++++ Extracted records

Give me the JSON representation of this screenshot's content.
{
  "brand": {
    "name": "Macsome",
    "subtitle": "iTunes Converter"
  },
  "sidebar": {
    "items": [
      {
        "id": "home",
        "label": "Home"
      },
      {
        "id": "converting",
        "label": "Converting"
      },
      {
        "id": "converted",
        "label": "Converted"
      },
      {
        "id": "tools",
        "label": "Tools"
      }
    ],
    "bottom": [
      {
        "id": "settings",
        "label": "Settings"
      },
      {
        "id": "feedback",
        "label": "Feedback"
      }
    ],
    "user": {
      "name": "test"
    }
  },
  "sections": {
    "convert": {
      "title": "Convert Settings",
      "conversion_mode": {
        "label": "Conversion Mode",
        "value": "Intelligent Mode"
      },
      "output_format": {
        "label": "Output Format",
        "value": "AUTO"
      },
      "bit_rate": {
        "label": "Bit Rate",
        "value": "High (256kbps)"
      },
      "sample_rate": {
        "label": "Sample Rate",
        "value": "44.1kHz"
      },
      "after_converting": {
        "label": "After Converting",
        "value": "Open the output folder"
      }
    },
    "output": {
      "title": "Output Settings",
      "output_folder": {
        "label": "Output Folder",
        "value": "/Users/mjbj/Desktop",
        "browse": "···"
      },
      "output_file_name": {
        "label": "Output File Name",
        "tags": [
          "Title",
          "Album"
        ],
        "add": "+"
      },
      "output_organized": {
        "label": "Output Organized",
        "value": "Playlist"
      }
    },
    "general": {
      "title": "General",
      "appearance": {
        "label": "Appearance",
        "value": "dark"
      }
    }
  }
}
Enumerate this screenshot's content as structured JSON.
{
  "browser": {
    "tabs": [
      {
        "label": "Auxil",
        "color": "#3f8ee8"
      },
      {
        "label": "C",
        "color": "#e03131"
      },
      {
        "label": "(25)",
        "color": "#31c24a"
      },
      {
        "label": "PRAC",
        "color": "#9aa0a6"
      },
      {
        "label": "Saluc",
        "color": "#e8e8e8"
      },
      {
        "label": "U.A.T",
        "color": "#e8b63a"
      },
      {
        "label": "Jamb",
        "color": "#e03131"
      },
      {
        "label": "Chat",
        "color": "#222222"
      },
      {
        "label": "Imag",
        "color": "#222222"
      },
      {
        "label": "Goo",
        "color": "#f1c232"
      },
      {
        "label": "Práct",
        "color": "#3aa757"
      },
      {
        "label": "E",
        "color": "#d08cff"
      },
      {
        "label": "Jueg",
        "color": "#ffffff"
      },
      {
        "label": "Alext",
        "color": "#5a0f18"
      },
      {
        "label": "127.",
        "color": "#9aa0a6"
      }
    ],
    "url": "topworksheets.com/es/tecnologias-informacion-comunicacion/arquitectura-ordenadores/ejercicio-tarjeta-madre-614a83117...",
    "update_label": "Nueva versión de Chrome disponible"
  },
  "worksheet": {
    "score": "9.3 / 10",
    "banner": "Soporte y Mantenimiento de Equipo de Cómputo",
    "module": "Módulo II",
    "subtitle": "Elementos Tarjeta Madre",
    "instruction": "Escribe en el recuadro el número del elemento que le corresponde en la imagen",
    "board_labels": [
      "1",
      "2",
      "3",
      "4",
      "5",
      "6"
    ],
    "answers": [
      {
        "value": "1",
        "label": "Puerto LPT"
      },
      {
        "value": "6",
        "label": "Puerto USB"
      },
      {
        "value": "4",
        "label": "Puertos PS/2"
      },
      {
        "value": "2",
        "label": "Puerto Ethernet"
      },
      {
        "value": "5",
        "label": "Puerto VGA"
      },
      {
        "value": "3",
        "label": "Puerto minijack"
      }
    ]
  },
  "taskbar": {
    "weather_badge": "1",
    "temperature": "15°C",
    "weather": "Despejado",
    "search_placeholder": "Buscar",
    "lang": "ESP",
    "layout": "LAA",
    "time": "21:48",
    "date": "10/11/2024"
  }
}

++++++++

Reproduce each record exactly as it appears.

Expected answer.
Give me the JSON representation of this screenshot's content.
{
  "brand": {
    "name": "Macsome",
    "subtitle": "iTunes Converter"
  },
  "sidebar": {
    "items": [
      {
        "id": "home",
        "label": "Home"
      },
      {
        "id": "converting",
        "label": "Converting"
      },
      {
        "id": "converted",
        "label": "Converted"
      },
      {
        "id": "tools",
        "label": "Tools"
      }
    ],
    "bottom": [
      {
        "id": "settings",
        "label": "Settings"
      },
      {
        "id": "feedback",
        "label": "Feedback"
      }
    ],
    "user": {
      "name": "test"
    }
  },
  "sections": {
    "convert": {
      "title": "Convert Settings",
      "conversion_mode": {
        "label": "Conversion Mode",
        "value": "Intelligent Mode"
      },
      "output_format": {
        "label": "Output Format",
        "value": "AUTO"
      },
      "bit_rate": {
        "label": "Bit Rate",
        "value": "High (256kbps)"
      },
      "sample_rate": {
        "label": "Sample Rate",
        "value": "44.1kHz"
      },
      "after_converting": {
        "label": "After Converting",
        "value": "Open the output folder"
      }
    },
    "output": {
      "title": "Output Settings",
      "output_folder": {
        "label": "Output Folder",
        "value": "/Users/mjbj/Desktop",
        "browse": "···"
      },
      "output_file_name": {
        "label": "Output File Name",
        "tags": [
          "Title",
          "Album"
        ],
        "add": "+"
      },
      "output_organized": {
        "label": "Output Organized",
        "value": "Playlist"
      }
    },
    "general": {
      "title": "General",
      "appearance": {
        "label": "Appearance",
        "value": "dark"
      }
    }
  }
}
Enumerate this screenshot's content as structured JSON.
{
  "browser": {
    "tabs": [
      {
        "label": "Auxil",
        "color": "#3f8ee8"
      },
      {
        "label": "C",
        "color": "#e03131"
      },
      {
        "label": "(25)",
        "color": "#31c24a"
      },
      {
        "label": "PRAC",
        "color": "#9aa0a6"
      },
      {
        "label": "Saluc",
        "color": "#e8e8e8"
      },
      {
        "label": "U.A.T",
        "color": "#e8b63a"
      },
      {
        "label": "Jamb",
        "color": "#e03131"
      },
      {
        "label": "Chat",
        "color": "#222222"
      },
      {
        "label": "Imag",
        "color": "#222222"
      },
      {
        "label": "Goo",
        "color": "#f1c232"
      },
      {
        "label": "Práct",
        "color": "#3aa757"
      },
      {
        "label": "E",
        "color": "#d08cff"
      },
      {
        "label": "Jueg",
        "color": "#ffffff"
      },
      {
        "label": "Alext",
        "color": "#5a0f18"
      },
      {
        "label": "127.",
        "color": "#9aa0a6"
      }
    ],
    "url": "topworksheets.com/es/tecnologias-informacion-comunicacion/arquitectura-ordenadores/ejercicio-tarjeta-madre-614a83117...",
    "update_label": "Nueva versión de Chrome disponible"
  },
  "worksheet": {
    "score": "9.3 / 10",
    "banner": "Soporte y Mantenimiento de Equipo de Cómputo",
    "module": "Módulo II",
    "subtitle": "Elementos Tarjeta Madre",
    "instruction": "Escribe en el recuadro el número del elemento que le corresponde en la imagen",
    "board_labels": [
      "1",
      "2",
      "3",
      "4",
      "5",
      "6"
    ],
    "answers": [
      {
        "value": "1",
        "label": "Puerto LPT"
      },
      {
        "value": "6",
        "label": "Puerto USB"
      },
      {
        "value": "4",
        "label": "Puertos PS/2"
      },
      {
        "value": "2",
        "label": "Puerto Ethernet"
      },
      {
        "value": "5",
        "label": "Puerto VGA"
      },
      {
        "value": "3",
        "label": "Puerto minijack"
      }
    ]
  },
  "taskbar": {
    "weather_badge": "1",
    "temperature": "15°C",
    "weather": "Despejado",
    "search_placeholder": "Buscar",
    "lang": "ESP",
    "layout": "LAA",
    "time": "21:48",
    "date": "10/11/2024"
  }
}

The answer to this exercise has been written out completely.